_Requirement_: Please retype the listing below word for word and exclude its images.

_Input data_:
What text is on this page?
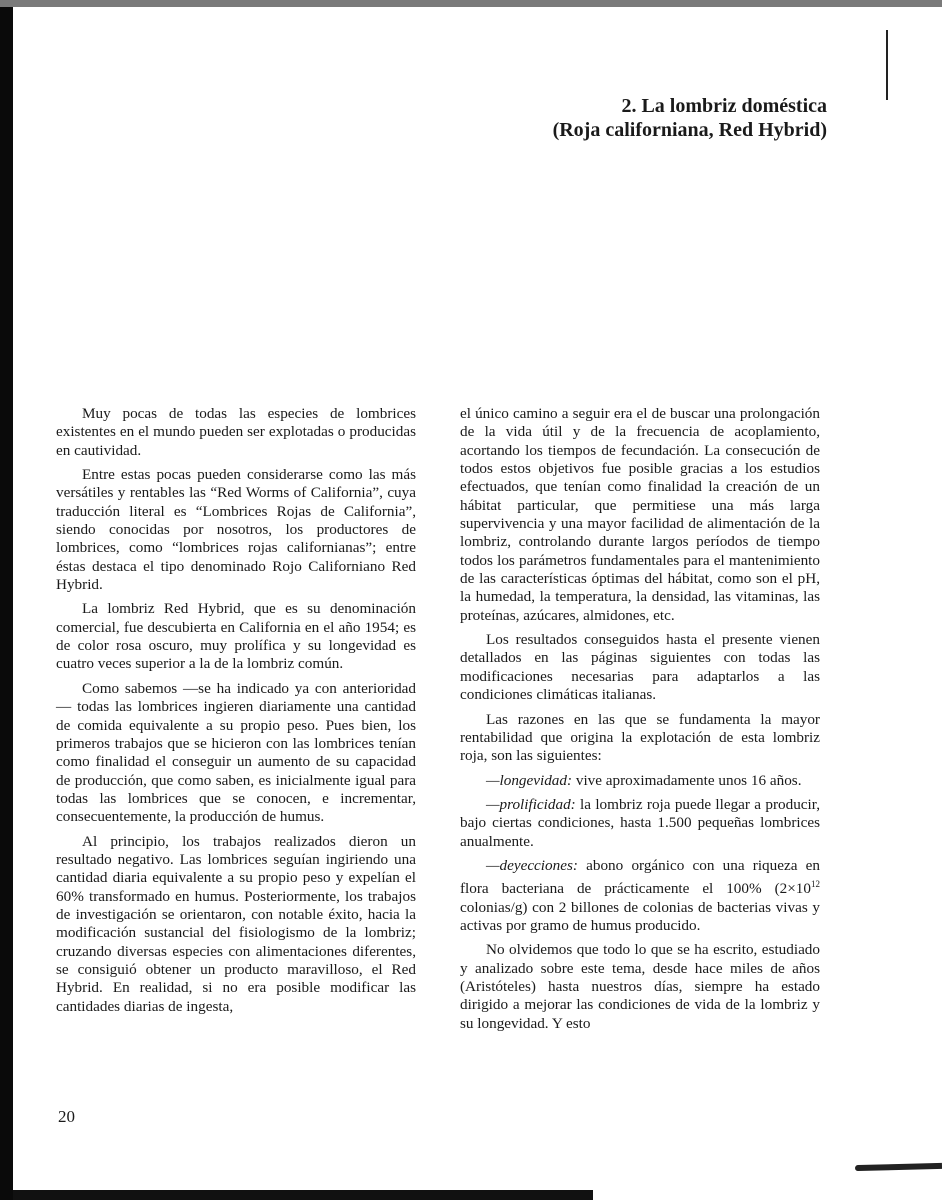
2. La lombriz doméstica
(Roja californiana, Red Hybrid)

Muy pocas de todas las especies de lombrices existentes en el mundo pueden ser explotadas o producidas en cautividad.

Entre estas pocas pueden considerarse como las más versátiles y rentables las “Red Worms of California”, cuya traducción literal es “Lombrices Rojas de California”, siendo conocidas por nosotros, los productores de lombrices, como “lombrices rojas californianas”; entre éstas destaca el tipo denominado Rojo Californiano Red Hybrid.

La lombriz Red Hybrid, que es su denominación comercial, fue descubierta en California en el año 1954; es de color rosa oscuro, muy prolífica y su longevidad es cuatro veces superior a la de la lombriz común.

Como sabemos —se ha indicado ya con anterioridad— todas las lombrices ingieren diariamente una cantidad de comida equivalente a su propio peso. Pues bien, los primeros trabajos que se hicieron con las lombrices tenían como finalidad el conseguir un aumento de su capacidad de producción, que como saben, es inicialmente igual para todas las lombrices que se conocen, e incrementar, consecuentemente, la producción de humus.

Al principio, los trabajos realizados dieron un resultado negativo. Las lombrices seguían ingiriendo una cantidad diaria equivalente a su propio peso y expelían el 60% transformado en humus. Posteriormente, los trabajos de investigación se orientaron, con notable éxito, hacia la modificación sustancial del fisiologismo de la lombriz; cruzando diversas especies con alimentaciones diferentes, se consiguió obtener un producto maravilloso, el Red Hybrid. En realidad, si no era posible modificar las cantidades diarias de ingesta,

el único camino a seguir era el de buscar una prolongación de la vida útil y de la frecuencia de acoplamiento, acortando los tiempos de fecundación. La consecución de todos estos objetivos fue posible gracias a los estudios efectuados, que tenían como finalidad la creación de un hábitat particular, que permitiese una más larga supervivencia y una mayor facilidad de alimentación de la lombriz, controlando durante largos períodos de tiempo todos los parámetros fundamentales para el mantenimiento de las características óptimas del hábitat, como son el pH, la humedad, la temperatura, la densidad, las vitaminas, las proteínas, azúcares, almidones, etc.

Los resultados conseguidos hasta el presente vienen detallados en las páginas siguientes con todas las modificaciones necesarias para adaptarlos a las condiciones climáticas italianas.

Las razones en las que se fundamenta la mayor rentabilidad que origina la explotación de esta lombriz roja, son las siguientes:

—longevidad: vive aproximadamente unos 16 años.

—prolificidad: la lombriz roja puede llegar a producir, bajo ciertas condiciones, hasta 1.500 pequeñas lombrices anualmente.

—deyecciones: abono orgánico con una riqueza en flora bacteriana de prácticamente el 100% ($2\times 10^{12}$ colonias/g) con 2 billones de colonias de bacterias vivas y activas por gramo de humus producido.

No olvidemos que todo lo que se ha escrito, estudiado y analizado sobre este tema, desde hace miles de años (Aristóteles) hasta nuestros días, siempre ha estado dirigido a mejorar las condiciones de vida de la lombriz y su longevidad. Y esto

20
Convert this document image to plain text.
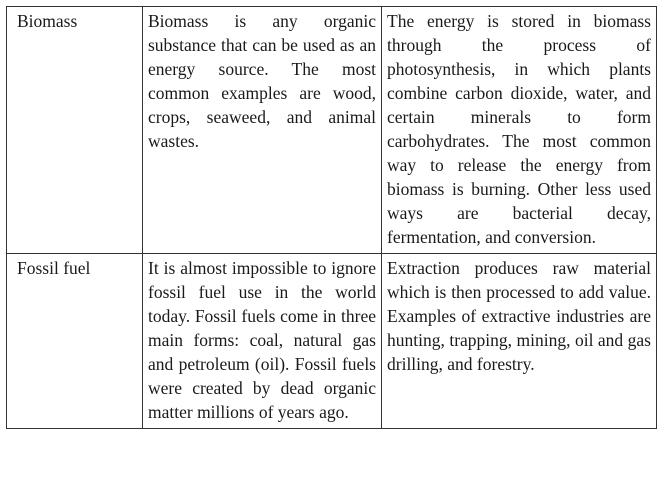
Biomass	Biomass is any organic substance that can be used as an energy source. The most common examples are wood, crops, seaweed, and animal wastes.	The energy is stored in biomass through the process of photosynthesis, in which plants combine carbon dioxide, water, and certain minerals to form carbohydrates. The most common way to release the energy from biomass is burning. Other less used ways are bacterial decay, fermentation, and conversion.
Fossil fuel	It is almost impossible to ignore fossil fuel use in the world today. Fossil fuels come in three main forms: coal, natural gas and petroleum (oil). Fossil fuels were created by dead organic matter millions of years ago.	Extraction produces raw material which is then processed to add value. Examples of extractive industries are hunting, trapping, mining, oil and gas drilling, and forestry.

_Answer box_:
What text is on this page?
2. La lombriz doméstica
(Roja californiana, Red Hybrid)

Muy pocas de todas las especies de lombrices existentes en el mundo pueden ser explotadas o producidas en cautividad.

Entre estas pocas pueden considerarse como las más versátiles y rentables las “Red Worms of California”, cuya traducción literal es “Lombrices Rojas de California”, siendo conocidas por nosotros, los productores de lombrices, como “lombrices rojas californianas”; entre éstas destaca el tipo denominado Rojo Californiano Red Hybrid.

La lombriz Red Hybrid, que es su denominación comercial, fue descubierta en California en el año 1954; es de color rosa oscuro, muy prolífica y su longevidad es cuatro veces superior a la de la lombriz común.

Como sabemos —se ha indicado ya con anterioridad— todas las lombrices ingieren diariamente una cantidad de comida equivalente a su propio peso. Pues bien, los primeros trabajos que se hicieron con las lombrices tenían como finalidad el conseguir un aumento de su capacidad de producción, que como saben, es inicialmente igual para todas las lombrices que se conocen, e incrementar, consecuentemente, la producción de humus.

Al principio, los trabajos realizados dieron un resultado negativo. Las lombrices seguían ingiriendo una cantidad diaria equivalente a su propio peso y expelían el 60% transformado en humus. Posteriormente, los trabajos de investigación se orientaron, con notable éxito, hacia la modificación sustancial del fisiologismo de la lombriz; cruzando diversas especies con alimentaciones diferentes, se consiguió obtener un producto maravilloso, el Red Hybrid. En realidad, si no era posible modificar las cantidades diarias de ingesta,

el único camino a seguir era el de buscar una prolongación de la vida útil y de la frecuencia de acoplamiento, acortando los tiempos de fecundación. La consecución de todos estos objetivos fue posible gracias a los estudios efectuados, que tenían como finalidad la creación de un hábitat particular, que permitiese una más larga supervivencia y una mayor facilidad de alimentación de la lombriz, controlando durante largos períodos de tiempo todos los parámetros fundamentales para el mantenimiento de las características óptimas del hábitat, como son el pH, la humedad, la temperatura, la densidad, las vitaminas, las proteínas, azúcares, almidones, etc.

Los resultados conseguidos hasta el presente vienen detallados en las páginas siguientes con todas las modificaciones necesarias para adaptarlos a las condiciones climáticas italianas.

Las razones en las que se fundamenta la mayor rentabilidad que origina la explotación de esta lombriz roja, son las siguientes:

—longevidad: vive aproximadamente unos 16 años.

—prolificidad: la lombriz roja puede llegar a producir, bajo ciertas condiciones, hasta 1.500 pequeñas lombrices anualmente.

—deyecciones: abono orgánico con una riqueza en flora bacteriana de prácticamente el 100% ($2\times 10^{12}$ colonias/g) con 2 billones de colonias de bacterias vivas y activas por gramo de humus producido.

No olvidemos que todo lo que se ha escrito, estudiado y analizado sobre este tema, desde hace miles de años (Aristóteles) hasta nuestros días, siempre ha estado dirigido a mejorar las condiciones de vida de la lombriz y su longevidad. Y esto

20
Convert this document image to plain text.
Biomass	Biomass is any organic substance that can be used as an energy source. The most common examples are wood, crops, seaweed, and animal wastes.	The energy is stored in biomass through the process of photosynthesis, in which plants combine carbon dioxide, water, and certain minerals to form carbohydrates. The most common way to release the energy from biomass is burning. Other less used ways are bacterial decay, fermentation, and conversion.
Fossil fuel	It is almost impossible to ignore fossil fuel use in the world today. Fossil fuels come in three main forms: coal, natural gas and petroleum (oil). Fossil fuels were created by dead organic matter millions of years ago.	Extraction produces raw material which is then processed to add value. Examples of extractive industries are hunting, trapping, mining, oil and gas drilling, and forestry.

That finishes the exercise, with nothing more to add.